>>

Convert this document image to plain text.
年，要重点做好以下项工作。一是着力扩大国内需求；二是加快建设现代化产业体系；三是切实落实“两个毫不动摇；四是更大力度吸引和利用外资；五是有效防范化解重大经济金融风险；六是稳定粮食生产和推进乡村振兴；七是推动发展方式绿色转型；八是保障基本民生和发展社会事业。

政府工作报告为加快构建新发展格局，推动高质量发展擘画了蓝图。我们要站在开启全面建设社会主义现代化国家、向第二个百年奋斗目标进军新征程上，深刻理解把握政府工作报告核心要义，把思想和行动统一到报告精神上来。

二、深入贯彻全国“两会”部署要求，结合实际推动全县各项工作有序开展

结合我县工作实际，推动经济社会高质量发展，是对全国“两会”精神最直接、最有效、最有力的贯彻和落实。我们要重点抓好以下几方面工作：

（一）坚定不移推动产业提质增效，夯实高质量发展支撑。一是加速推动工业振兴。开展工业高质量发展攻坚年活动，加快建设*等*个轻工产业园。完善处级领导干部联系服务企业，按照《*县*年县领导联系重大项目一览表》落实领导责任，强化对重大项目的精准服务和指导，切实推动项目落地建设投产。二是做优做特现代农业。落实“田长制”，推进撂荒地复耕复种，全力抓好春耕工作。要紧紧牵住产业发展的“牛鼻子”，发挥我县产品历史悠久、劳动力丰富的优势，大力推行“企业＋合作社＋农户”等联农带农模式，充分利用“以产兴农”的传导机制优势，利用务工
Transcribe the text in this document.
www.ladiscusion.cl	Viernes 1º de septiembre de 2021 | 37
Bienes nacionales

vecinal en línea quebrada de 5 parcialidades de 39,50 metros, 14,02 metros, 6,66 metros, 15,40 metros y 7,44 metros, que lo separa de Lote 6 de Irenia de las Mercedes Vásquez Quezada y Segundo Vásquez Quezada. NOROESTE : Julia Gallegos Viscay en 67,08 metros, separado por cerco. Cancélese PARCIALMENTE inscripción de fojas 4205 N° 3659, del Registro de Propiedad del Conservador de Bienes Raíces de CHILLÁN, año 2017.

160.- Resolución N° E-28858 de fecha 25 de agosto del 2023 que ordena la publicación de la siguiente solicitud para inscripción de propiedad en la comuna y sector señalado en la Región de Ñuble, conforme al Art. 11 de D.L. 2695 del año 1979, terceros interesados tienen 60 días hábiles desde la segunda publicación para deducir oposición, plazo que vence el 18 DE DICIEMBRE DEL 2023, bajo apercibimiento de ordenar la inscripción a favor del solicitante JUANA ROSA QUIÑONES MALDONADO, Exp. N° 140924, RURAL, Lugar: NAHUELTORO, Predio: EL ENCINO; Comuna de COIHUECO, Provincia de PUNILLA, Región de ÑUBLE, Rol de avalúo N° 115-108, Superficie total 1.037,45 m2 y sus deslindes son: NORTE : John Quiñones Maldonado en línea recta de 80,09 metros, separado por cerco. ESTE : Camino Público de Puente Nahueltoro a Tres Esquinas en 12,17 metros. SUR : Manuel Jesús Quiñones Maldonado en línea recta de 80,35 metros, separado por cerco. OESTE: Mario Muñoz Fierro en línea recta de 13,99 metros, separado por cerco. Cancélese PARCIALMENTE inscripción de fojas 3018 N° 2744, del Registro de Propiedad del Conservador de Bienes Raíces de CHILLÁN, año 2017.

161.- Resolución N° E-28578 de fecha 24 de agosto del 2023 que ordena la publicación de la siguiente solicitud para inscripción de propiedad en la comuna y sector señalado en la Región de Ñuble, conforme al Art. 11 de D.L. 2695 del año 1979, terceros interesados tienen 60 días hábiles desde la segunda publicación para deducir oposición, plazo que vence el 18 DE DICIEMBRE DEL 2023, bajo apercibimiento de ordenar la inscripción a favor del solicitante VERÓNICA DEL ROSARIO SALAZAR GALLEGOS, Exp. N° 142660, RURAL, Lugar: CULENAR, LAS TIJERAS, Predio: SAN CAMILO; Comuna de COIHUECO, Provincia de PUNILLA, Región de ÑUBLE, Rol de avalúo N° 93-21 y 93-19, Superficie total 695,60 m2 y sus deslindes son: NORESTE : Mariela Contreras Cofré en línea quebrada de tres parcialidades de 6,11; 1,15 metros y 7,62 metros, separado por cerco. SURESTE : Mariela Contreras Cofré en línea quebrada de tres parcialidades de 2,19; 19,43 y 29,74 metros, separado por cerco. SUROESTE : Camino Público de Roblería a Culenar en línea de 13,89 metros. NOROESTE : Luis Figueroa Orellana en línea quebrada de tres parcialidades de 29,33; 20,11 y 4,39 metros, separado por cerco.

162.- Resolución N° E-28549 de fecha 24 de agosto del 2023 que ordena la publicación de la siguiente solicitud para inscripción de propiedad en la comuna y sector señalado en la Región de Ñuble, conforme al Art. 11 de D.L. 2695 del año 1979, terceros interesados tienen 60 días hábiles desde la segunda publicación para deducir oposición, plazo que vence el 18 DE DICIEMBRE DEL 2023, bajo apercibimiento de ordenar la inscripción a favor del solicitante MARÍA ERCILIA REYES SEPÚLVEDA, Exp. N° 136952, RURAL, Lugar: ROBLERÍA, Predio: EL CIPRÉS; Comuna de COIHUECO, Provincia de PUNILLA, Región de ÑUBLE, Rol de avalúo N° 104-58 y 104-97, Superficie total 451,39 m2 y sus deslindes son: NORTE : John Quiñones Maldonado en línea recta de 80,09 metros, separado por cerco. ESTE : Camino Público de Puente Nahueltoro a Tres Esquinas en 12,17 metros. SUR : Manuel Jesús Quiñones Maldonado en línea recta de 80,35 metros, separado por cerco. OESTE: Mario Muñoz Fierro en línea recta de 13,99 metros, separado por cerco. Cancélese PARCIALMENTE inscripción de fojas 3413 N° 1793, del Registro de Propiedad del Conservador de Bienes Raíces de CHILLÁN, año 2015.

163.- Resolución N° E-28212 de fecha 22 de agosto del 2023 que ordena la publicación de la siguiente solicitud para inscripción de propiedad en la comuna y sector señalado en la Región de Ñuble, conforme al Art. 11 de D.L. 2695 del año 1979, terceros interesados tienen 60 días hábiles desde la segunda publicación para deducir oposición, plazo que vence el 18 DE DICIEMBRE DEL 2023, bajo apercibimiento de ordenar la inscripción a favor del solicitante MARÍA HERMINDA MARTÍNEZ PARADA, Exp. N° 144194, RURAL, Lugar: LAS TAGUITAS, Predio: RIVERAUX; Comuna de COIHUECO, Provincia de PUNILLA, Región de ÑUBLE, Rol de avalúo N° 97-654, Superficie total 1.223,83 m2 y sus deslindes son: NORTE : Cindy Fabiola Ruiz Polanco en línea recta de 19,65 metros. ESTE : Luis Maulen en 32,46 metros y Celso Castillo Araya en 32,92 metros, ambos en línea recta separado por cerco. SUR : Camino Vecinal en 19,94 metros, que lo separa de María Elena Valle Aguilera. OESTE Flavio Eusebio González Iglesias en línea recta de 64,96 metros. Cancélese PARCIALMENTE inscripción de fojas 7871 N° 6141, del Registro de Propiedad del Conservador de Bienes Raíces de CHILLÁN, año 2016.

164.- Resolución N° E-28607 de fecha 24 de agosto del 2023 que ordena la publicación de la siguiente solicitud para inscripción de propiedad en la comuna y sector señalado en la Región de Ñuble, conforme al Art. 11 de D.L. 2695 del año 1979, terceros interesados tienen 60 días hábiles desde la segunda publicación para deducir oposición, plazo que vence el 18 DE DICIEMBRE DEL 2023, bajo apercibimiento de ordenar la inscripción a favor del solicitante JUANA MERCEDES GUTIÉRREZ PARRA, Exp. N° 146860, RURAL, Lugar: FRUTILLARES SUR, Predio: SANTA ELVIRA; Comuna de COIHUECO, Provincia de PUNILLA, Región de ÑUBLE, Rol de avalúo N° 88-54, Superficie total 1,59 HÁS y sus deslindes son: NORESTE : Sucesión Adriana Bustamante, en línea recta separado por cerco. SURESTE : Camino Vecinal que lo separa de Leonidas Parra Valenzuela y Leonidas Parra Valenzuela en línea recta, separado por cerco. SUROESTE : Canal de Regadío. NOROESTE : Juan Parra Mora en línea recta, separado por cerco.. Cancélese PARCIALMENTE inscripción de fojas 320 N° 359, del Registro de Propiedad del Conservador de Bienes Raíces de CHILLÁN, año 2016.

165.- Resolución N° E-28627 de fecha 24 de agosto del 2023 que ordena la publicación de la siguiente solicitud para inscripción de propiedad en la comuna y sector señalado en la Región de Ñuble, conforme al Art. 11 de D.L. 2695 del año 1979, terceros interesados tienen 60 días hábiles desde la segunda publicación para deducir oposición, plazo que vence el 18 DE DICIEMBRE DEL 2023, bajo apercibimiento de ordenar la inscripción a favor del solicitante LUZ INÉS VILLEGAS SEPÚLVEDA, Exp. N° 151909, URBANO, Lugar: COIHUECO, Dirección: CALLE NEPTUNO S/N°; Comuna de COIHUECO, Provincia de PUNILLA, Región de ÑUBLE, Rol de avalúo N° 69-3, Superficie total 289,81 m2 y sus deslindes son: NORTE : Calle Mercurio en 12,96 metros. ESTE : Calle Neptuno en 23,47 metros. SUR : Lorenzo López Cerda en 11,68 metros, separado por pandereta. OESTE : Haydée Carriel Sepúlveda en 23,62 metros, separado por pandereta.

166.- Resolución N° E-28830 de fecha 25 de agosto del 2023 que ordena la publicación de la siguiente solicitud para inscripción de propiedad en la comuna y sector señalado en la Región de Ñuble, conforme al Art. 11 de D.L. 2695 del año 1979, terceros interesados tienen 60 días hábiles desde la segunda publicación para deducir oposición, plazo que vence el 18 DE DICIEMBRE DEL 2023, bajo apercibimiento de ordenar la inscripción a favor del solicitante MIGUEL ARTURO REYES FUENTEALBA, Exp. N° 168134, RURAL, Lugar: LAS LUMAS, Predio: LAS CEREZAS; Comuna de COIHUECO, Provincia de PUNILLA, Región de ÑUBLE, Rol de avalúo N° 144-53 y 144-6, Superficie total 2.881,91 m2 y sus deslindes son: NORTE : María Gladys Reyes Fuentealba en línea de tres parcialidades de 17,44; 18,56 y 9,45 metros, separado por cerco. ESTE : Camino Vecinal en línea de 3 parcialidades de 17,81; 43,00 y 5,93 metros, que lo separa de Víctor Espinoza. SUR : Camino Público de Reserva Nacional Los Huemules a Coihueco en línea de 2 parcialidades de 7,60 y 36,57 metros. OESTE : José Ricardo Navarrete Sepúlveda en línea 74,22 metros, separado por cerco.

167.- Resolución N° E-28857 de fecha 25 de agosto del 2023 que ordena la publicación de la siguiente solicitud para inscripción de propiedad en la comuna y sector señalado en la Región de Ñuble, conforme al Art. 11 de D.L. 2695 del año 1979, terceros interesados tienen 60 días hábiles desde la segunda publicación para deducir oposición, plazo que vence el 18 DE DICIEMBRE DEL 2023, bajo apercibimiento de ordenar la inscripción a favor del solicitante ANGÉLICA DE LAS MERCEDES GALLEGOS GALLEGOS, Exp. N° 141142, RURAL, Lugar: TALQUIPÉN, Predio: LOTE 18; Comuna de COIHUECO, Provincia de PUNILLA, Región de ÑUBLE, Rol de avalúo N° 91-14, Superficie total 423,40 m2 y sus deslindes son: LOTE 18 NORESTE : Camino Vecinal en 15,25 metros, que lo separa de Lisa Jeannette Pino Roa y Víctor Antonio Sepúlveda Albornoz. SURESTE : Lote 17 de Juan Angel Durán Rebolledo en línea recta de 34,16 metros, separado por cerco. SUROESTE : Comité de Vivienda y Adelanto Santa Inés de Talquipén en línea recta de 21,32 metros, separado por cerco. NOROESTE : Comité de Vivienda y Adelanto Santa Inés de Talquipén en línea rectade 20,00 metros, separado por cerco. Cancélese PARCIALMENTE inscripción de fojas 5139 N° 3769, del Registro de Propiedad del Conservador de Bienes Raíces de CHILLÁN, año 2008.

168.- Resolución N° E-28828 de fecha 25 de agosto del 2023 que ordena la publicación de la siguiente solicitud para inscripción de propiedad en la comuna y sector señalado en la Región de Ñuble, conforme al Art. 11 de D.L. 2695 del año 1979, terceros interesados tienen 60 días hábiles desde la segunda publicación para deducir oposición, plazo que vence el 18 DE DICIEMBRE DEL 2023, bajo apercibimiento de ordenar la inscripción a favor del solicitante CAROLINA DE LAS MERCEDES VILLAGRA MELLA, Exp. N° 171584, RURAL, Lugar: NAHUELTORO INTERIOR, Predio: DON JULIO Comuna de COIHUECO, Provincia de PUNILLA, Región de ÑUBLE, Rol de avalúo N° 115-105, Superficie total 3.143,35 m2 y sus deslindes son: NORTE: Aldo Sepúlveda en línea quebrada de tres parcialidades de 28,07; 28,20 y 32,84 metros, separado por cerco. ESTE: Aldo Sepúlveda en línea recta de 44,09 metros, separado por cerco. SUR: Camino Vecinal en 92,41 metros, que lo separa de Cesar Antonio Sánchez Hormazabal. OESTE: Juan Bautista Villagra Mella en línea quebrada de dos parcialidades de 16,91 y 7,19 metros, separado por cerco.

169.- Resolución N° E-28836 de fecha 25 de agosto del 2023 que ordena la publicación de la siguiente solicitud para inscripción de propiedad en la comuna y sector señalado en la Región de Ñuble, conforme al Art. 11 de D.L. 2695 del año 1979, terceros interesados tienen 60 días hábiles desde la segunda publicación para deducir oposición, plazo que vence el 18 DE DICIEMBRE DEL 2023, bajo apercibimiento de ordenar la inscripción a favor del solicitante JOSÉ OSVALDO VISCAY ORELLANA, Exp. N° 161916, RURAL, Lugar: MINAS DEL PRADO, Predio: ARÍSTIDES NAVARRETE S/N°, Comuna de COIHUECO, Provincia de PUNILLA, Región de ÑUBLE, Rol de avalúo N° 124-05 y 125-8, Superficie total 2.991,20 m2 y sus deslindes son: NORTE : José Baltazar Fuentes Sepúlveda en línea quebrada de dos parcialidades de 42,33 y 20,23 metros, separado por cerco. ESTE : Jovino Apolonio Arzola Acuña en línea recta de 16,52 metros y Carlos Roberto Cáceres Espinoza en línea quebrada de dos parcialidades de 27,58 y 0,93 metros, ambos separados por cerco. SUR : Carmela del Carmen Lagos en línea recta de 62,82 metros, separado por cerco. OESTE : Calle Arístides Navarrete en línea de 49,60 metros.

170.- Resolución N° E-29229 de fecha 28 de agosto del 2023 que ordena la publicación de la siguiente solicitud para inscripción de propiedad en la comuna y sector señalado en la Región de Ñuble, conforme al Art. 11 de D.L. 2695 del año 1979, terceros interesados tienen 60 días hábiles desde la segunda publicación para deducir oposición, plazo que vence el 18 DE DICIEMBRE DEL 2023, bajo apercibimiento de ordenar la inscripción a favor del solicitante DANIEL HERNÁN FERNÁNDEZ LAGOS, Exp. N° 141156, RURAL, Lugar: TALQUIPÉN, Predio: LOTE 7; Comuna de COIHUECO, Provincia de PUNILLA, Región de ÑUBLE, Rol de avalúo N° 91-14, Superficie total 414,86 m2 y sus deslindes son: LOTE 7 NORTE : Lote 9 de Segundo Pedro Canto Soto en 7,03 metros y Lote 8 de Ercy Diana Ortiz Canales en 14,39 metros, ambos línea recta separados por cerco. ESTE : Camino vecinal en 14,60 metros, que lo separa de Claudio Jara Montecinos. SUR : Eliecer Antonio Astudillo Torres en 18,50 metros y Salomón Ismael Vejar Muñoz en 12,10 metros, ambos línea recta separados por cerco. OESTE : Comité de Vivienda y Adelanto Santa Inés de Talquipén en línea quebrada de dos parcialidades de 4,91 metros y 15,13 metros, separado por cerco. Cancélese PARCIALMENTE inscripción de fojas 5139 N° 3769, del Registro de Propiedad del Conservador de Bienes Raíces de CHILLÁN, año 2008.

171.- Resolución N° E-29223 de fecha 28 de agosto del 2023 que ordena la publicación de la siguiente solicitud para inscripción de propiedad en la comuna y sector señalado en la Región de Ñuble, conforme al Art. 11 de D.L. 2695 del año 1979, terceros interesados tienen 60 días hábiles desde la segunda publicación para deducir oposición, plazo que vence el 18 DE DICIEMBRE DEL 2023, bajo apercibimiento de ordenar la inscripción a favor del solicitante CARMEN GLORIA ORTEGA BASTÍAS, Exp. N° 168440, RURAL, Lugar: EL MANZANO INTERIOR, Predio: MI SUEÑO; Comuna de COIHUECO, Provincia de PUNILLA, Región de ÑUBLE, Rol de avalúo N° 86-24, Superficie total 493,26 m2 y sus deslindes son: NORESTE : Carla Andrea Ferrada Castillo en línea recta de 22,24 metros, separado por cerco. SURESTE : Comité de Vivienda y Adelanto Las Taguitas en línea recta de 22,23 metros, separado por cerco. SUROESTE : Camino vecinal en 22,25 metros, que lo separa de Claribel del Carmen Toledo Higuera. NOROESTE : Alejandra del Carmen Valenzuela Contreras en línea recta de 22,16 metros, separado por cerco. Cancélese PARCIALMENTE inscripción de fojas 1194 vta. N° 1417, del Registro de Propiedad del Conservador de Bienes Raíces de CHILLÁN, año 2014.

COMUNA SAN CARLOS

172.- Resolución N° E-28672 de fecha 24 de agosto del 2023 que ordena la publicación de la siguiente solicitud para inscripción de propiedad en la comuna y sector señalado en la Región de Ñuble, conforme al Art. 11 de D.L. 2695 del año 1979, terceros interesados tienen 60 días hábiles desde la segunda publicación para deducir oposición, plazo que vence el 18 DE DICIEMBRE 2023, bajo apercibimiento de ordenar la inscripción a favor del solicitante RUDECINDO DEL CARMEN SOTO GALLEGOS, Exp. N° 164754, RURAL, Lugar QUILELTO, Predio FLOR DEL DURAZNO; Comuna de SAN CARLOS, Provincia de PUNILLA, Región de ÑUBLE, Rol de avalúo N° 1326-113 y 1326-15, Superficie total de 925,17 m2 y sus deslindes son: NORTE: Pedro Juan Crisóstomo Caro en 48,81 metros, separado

<<

§ **Problem**:
From the data, list each line in which the string "text" appears.

§ **Solution**:
Convert this document image to plain text.
Transcribe the text in this document.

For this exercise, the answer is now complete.